*EXERCISE BRIEF*.
Leave out the pictures and repeat the rest of the material exactly.

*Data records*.
· · · · ·

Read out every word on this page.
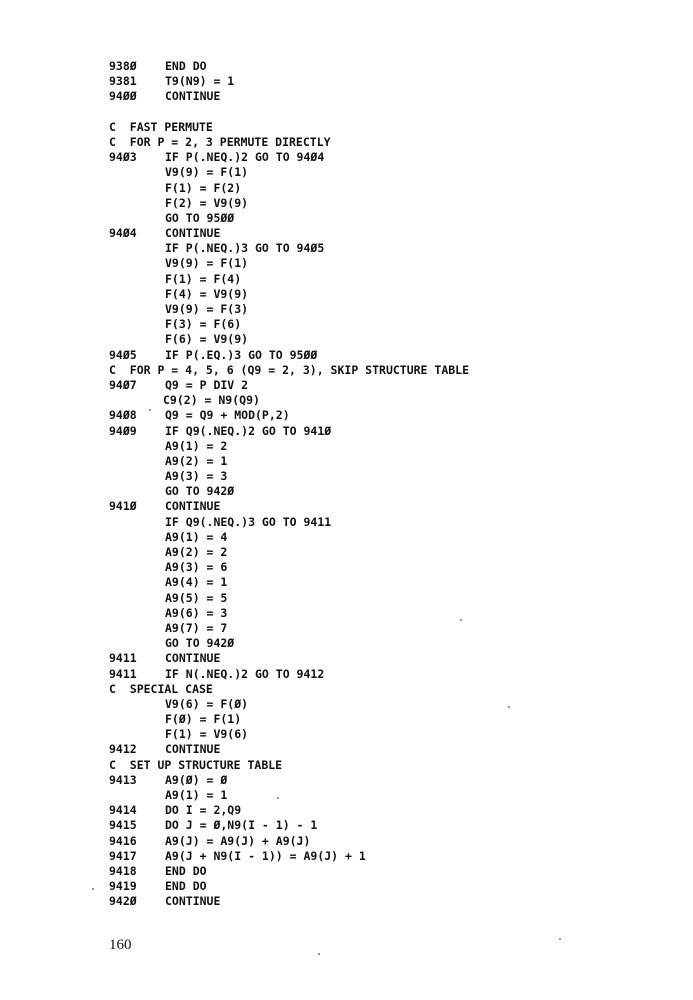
938Ø END DO
9381 T9(N9) = 1
94ØØ CONTINUE
C  FAST PERMUTE
C  FOR P = 2, 3 PERMUTE DIRECTLY
94Ø3 IF P(.NEQ.)2 GO TO 94Ø4
V9(9) = F(1)
F(1) = F(2)
F(2) = V9(9)
GO TO 95ØØ
94Ø4 CONTINUE
IF P(.NEQ.)3 GO TO 94Ø5
V9(9) = F(1)
F(1) = F(4)
F(4) = V9(9)
V9(9) = F(3)
F(3) = F(6)
F(6) = V9(9)
94Ø5 IF P(.EQ.)3 GO TO 95ØØ
C  FOR P = 4, 5, 6 (Q9 = 2, 3), SKIP STRUCTURE TABLE
94Ø7 Q9 = P DIV 2
C9(2) = N9(Q9)
94Ø8 Q9 = Q9 + MOD(P,2)
94Ø9 IF Q9(.NEQ.)2 GO TO 941Ø
A9(1) = 2
A9(2) = 1
A9(3) = 3
GO TO 942Ø
941Ø CONTINUE
IF Q9(.NEQ.)3 GO TO 9411
A9(1) = 4
A9(2) = 2
A9(3) = 6
A9(4) = 1
A9(5) = 5
A9(6) = 3
A9(7) = 7
GO TO 942Ø
9411 CONTINUE
9411 IF N(.NEQ.)2 GO TO 9412
C  SPECIAL CASE
V9(6) = F(Ø)
F(Ø) = F(1)
F(1) = V9(6)
9412 CONTINUE
C  SET UP STRUCTURE TABLE
9413 A9(Ø) = Ø
A9(1) = 1
9414 DO I = 2,Q9
9415 DO J = Ø,N9(I - 1) - 1
9416 A9(J) = A9(J) + A9(J)
9417 A9(J + N9(I - 1)) = A9(J) + 1
9418 END DO
9419 END DO
942Ø CONTINUE
160
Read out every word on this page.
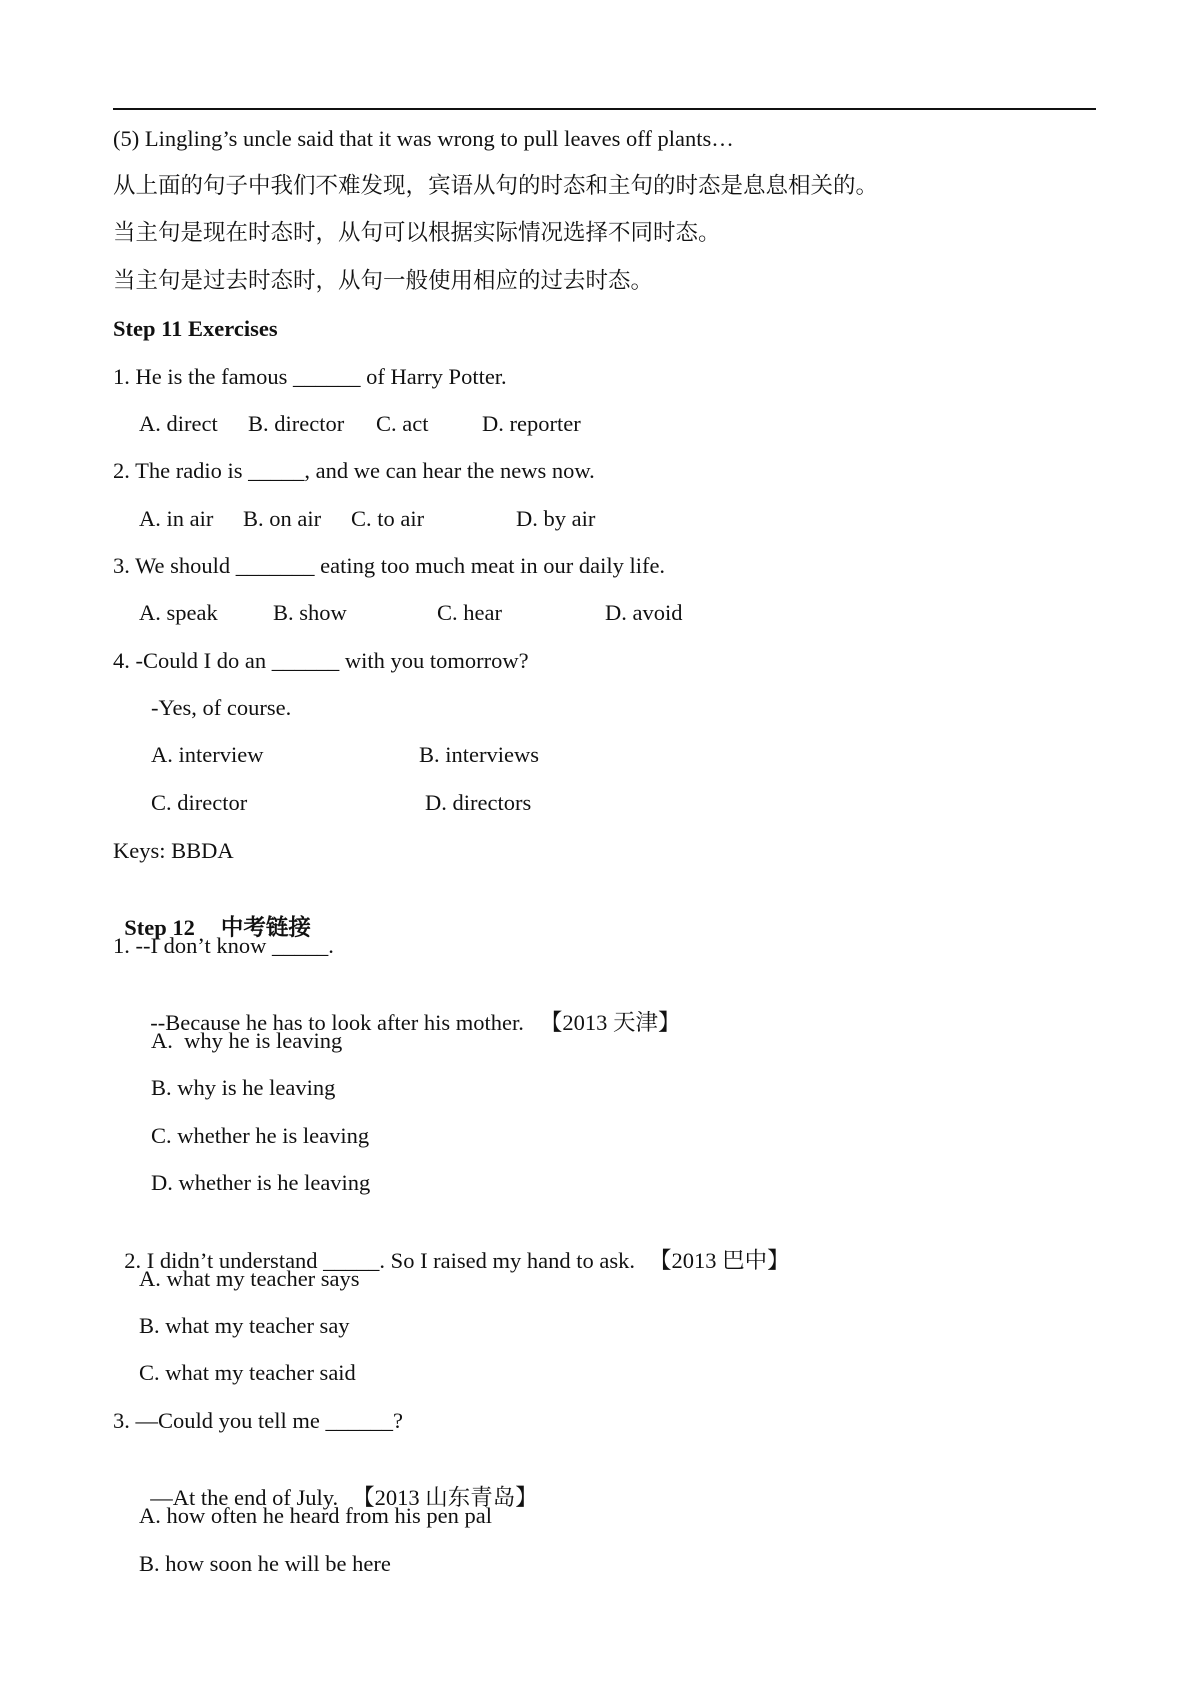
(5) Lingling’s uncle said that it was wrong to pull leaves off plants…
从上面的句子中我们不难发现，宾语从句的时态和主句的时态是息息相关的。
当主句是现在时态时，从句可以根据实际情况选择不同时态。
当主句是过去时态时，从句一般使用相应的过去时态。
Step 11 Exercises
1. He is the famous ______ of Harry Potter.
A. direct B. director C. act D. reporter
2. The radio is _____, and we can hear the news now.
A. in air B. on air C. to air	D. by air
3. We should _______ eating too much meat in our daily life.
A. speak B. show	C. hear	D. avoid
4. -Could I do an ______ with you tomorrow?
-Yes, of course.
A. interview	B. interviews
C. director	D. directors
Keys: BBDA

Step 12 中考链接

1. --I don’t know _____.

--Because he has to look after his mother. 【2013 天津】

A.  why he is leaving
B. why is he leaving
C. whether he is leaving
D. whether is he leaving

2. I didn’t understand _____. So I raised my hand to ask. 【2013 巴中】

A. what my teacher says
B. what my teacher say
C. what my teacher said
3. —Could you tell me ______?

—At the end of July. 【2013 山东青岛】

A. how often he heard from his pen pal
B. how soon he will be here
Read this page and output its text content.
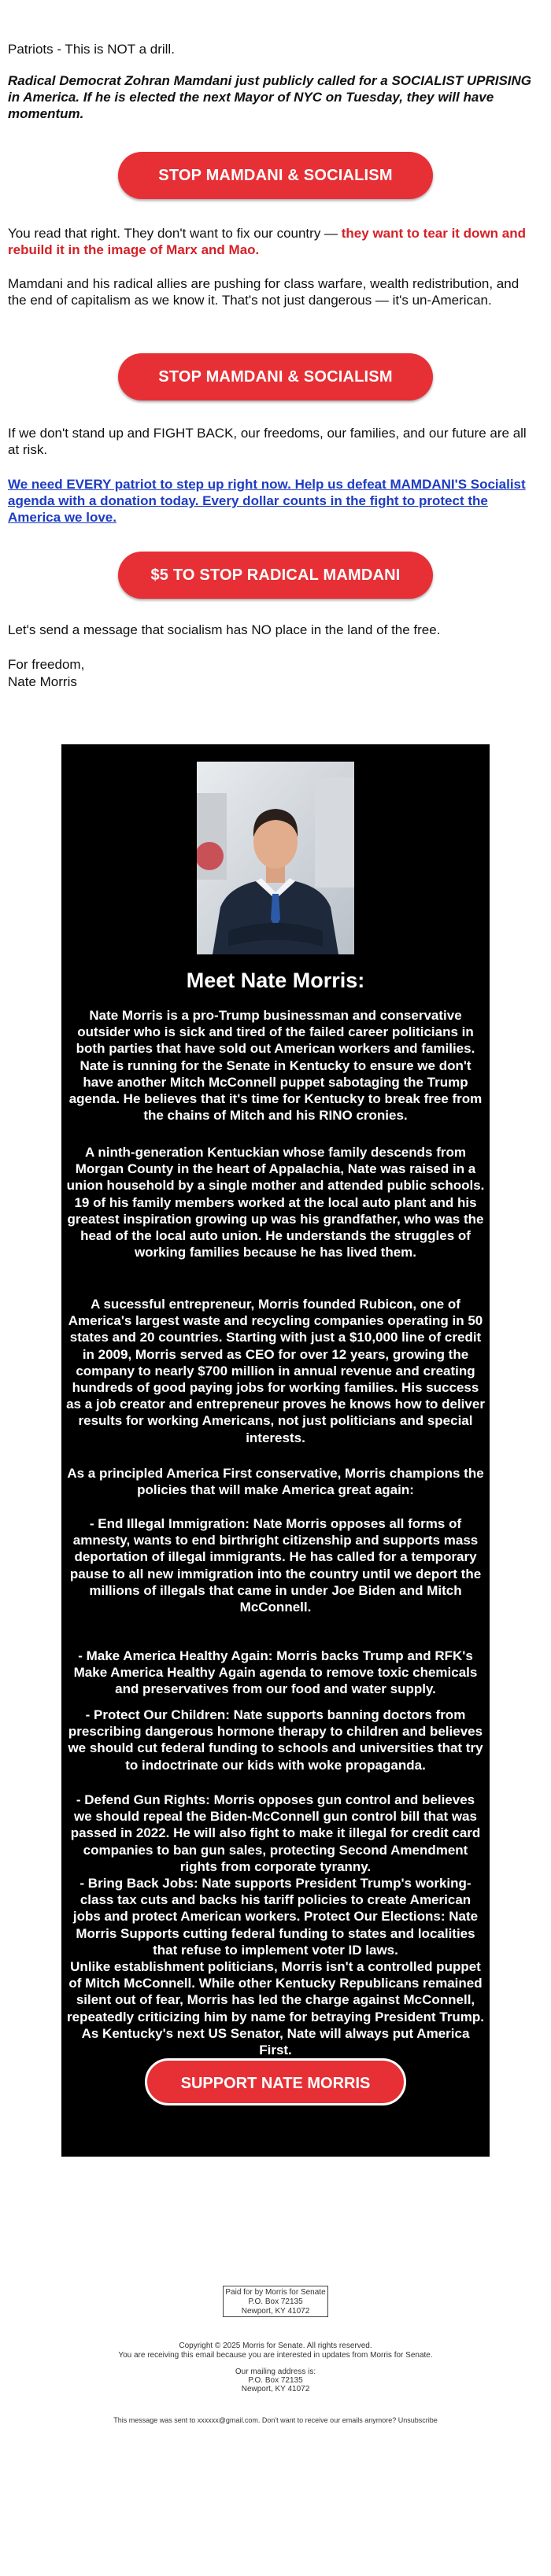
Patriots - This is NOT a drill.

Radical Democrat Zohran Mamdani just publicly called for a SOCIALIST UPRISING in America. If he is elected the next Mayor of NYC on Tuesday, they will have momentum.

STOP MAMDANI & SOCIALISM

You read that right. They don't want to fix our country — they want to tear it down and rebuild it in the image of Marx and Mao.

Mamdani and his radical allies are pushing for class warfare, wealth redistribution, and the end of capitalism as we know it. That's not just dangerous — it's un-American.

STOP MAMDANI & SOCIALISM

If we don't stand up and FIGHT BACK, our freedoms, our families, and our future are all at risk.

We need EVERY patriot to step up right now. Help us defeat MAMDANI'S Socialist agenda with a donation today. Every dollar counts in the fight to protect the America we love.

$5 TO STOP RADICAL MAMDANI

Let's send a message that socialism has NO place in the land of the free.

For freedom,

Nate Morris

Meet Nate Morris:

Nate Morris is a pro-Trump businessman and conservative outsider who is sick and tired of the failed career politicians in both parties that have sold out American workers and families. Nate is running for the Senate in Kentucky to ensure we don't have another Mitch McConnell puppet sabotaging the Trump agenda. He believes that it's time for Kentucky to break free from the chains of Mitch and his RINO cronies.

A ninth-generation Kentuckian whose family descends from Morgan County in the heart of Appalachia, Nate was raised in a union household by a single mother and attended public schools. 19 of his family members worked at the local auto plant and his greatest inspiration growing up was his grandfather, who was the head of the local auto union. He understands the struggles of working families because he has lived them.

A sucessful entrepreneur, Morris founded Rubicon, one of America's largest waste and recycling companies operating in 50 states and 20 countries. Starting with just a $10,000 line of credit in 2009, Morris served as CEO for over 12 years, growing the company to nearly $700 million in annual revenue and creating hundreds of good paying jobs for working families. His success as a job creator and entrepreneur proves he knows how to deliver results for working Americans, not just politicians and special interests.

As a principled America First conservative, Morris champions the policies that will make America great again:

- End Illegal Immigration: Nate Morris opposes all forms of amnesty, wants to end birthright citizenship and supports mass deportation of illegal immigrants. He has called for a temporary pause to all new immigration into the country until we deport the millions of illegals that came in under Joe Biden and Mitch McConnell.

- Make America Healthy Again: Morris backs Trump and RFK's Make America Healthy Again agenda to remove toxic chemicals and preservatives from our food and water supply.

- Protect Our Children: Nate supports banning doctors from prescribing dangerous hormone therapy to children and believes we should cut federal funding to schools and universities that try to indoctrinate our kids with woke propaganda.

- Defend Gun Rights: Morris opposes gun control and believes we should repeal the Biden-McConnell gun control bill that was passed in 2022. He will also fight to make it illegal for credit card companies to ban gun sales, protecting Second Amendment rights from corporate tyranny.

- Bring Back Jobs: Nate supports President Trump's working-class tax cuts and backs his tariff policies to create American jobs and protect American workers. Protect Our Elections: Nate Morris Supports cutting federal funding to states and localities that refuse to implement voter ID laws.

Unlike establishment politicians, Morris isn't a controlled puppet of Mitch McConnell. While other Kentucky Republicans remained silent out of fear, Morris has led the charge against McConnell, repeatedly criticizing him by name for betraying President Trump. As Kentucky's next US Senator, Nate will always put America First.

SUPPORT NATE MORRIS
Paid for by Morris for Senate
P.O. Box 72135
Newport, KY 41072
Copyright © 2025 Morris for Senate. All rights reserved.
You are receiving this email because you are interested in updates from Morris for Senate.
Our mailing address is:
P.O. Box 72135
Newport, KY 41072
This message was sent to xxxxxx@gmail.com. Don't want to receive our emails anymore? Unsubscribe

· · · · ·

*REPLY TO THE EXERCISE*.
Read out every word on this page.
938Ø END DO
9381 T9(N9) = 1
94ØØ CONTINUE
C  FAST PERMUTE
C  FOR P = 2, 3 PERMUTE DIRECTLY
94Ø3 IF P(.NEQ.)2 GO TO 94Ø4
V9(9) = F(1)
F(1) = F(2)
F(2) = V9(9)
GO TO 95ØØ
94Ø4 CONTINUE
IF P(.NEQ.)3 GO TO 94Ø5
V9(9) = F(1)
F(1) = F(4)
F(4) = V9(9)
V9(9) = F(3)
F(3) = F(6)
F(6) = V9(9)
94Ø5 IF P(.EQ.)3 GO TO 95ØØ
C  FOR P = 4, 5, 6 (Q9 = 2, 3), SKIP STRUCTURE TABLE
94Ø7 Q9 = P DIV 2
C9(2) = N9(Q9)
94Ø8 Q9 = Q9 + MOD(P,2)
94Ø9 IF Q9(.NEQ.)2 GO TO 941Ø
A9(1) = 2
A9(2) = 1
A9(3) = 3
GO TO 942Ø
941Ø CONTINUE
IF Q9(.NEQ.)3 GO TO 9411
A9(1) = 4
A9(2) = 2
A9(3) = 6
A9(4) = 1
A9(5) = 5
A9(6) = 3
A9(7) = 7
GO TO 942Ø
9411 CONTINUE
9411 IF N(.NEQ.)2 GO TO 9412
C  SPECIAL CASE
V9(6) = F(Ø)
F(Ø) = F(1)
F(1) = V9(6)
9412 CONTINUE
C  SET UP STRUCTURE TABLE
9413 A9(Ø) = Ø
A9(1) = 1
9414 DO I = 2,Q9
9415 DO J = Ø,N9(I - 1) - 1
9416 A9(J) = A9(J) + A9(J)
9417 A9(J + N9(I - 1)) = A9(J) + 1
9418 END DO
9419 END DO
942Ø CONTINUE
160
Read out every word on this page.
(5) Lingling’s uncle said that it was wrong to pull leaves off plants…
从上面的句子中我们不难发现，宾语从句的时态和主句的时态是息息相关的。
当主句是现在时态时，从句可以根据实际情况选择不同时态。
当主句是过去时态时，从句一般使用相应的过去时态。
Step 11 Exercises
1. He is the famous ______ of Harry Potter.
A. direct B. director C. act D. reporter
2. The radio is _____, and we can hear the news now.
A. in air B. on air C. to air	D. by air
3. We should _______ eating too much meat in our daily life.
A. speak B. show	C. hear	D. avoid
4. -Could I do an ______ with you tomorrow?
-Yes, of course.
A. interview	B. interviews
C. director	D. directors
Keys: BBDA

Step 12 中考链接

1. --I don’t know _____.

--Because he has to look after his mother. 【2013 天津】

A.  why he is leaving
B. why is he leaving
C. whether he is leaving
D. whether is he leaving

2. I didn’t understand _____. So I raised my hand to ask. 【2013 巴中】

A. what my teacher says
B. what my teacher say
C. what my teacher said
3. —Could you tell me ______?

—At the end of July. 【2013 山东青岛】

A. how often he heard from his pen pal
B. how soon he will be here
Read this page and output its text content.
Patriots - This is NOT a drill.

Radical Democrat Zohran Mamdani just publicly called for a SOCIALIST UPRISING in America. If he is elected the next Mayor of NYC on Tuesday, they will have momentum.

STOP MAMDANI & SOCIALISM

You read that right. They don't want to fix our country — they want to tear it down and rebuild it in the image of Marx and Mao.

Mamdani and his radical allies are pushing for class warfare, wealth redistribution, and the end of capitalism as we know it. That's not just dangerous — it's un-American.

STOP MAMDANI & SOCIALISM

If we don't stand up and FIGHT BACK, our freedoms, our families, and our future are all at risk.

We need EVERY patriot to step up right now. Help us defeat MAMDANI'S Socialist agenda with a donation today. Every dollar counts in the fight to protect the America we love.

$5 TO STOP RADICAL MAMDANI

Let's send a message that socialism has NO place in the land of the free.

For freedom,

Nate Morris

Meet Nate Morris:

Nate Morris is a pro-Trump businessman and conservative outsider who is sick and tired of the failed career politicians in both parties that have sold out American workers and families. Nate is running for the Senate in Kentucky to ensure we don't have another Mitch McConnell puppet sabotaging the Trump agenda. He believes that it's time for Kentucky to break free from the chains of Mitch and his RINO cronies.

A ninth-generation Kentuckian whose family descends from Morgan County in the heart of Appalachia, Nate was raised in a union household by a single mother and attended public schools. 19 of his family members worked at the local auto plant and his greatest inspiration growing up was his grandfather, who was the head of the local auto union. He understands the struggles of working families because he has lived them.

A sucessful entrepreneur, Morris founded Rubicon, one of America's largest waste and recycling companies operating in 50 states and 20 countries. Starting with just a $10,000 line of credit in 2009, Morris served as CEO for over 12 years, growing the company to nearly $700 million in annual revenue and creating hundreds of good paying jobs for working families. His success as a job creator and entrepreneur proves he knows how to deliver results for working Americans, not just politicians and special interests.

As a principled America First conservative, Morris champions the policies that will make America great again:

- End Illegal Immigration: Nate Morris opposes all forms of amnesty, wants to end birthright citizenship and supports mass deportation of illegal immigrants. He has called for a temporary pause to all new immigration into the country until we deport the millions of illegals that came in under Joe Biden and Mitch McConnell.

- Make America Healthy Again: Morris backs Trump and RFK's Make America Healthy Again agenda to remove toxic chemicals and preservatives from our food and water supply.

- Protect Our Children: Nate supports banning doctors from prescribing dangerous hormone therapy to children and believes we should cut federal funding to schools and universities that try to indoctrinate our kids with woke propaganda.

- Defend Gun Rights: Morris opposes gun control and believes we should repeal the Biden-McConnell gun control bill that was passed in 2022. He will also fight to make it illegal for credit card companies to ban gun sales, protecting Second Amendment rights from corporate tyranny.

- Bring Back Jobs: Nate supports President Trump's working-class tax cuts and backs his tariff policies to create American jobs and protect American workers. Protect Our Elections: Nate Morris Supports cutting federal funding to states and localities that refuse to implement voter ID laws.

Unlike establishment politicians, Morris isn't a controlled puppet of Mitch McConnell. While other Kentucky Republicans remained silent out of fear, Morris has led the charge against McConnell, repeatedly criticizing him by name for betraying President Trump. As Kentucky's next US Senator, Nate will always put America First.

SUPPORT NATE MORRIS
Paid for by Morris for Senate
P.O. Box 72135
Newport, KY 41072
Copyright © 2025 Morris for Senate. All rights reserved.
You are receiving this email because you are interested in updates from Morris for Senate.
Our mailing address is:
P.O. Box 72135
Newport, KY 41072
This message was sent to xxxxxx@gmail.com. Don't want to receive our emails anymore? Unsubscribe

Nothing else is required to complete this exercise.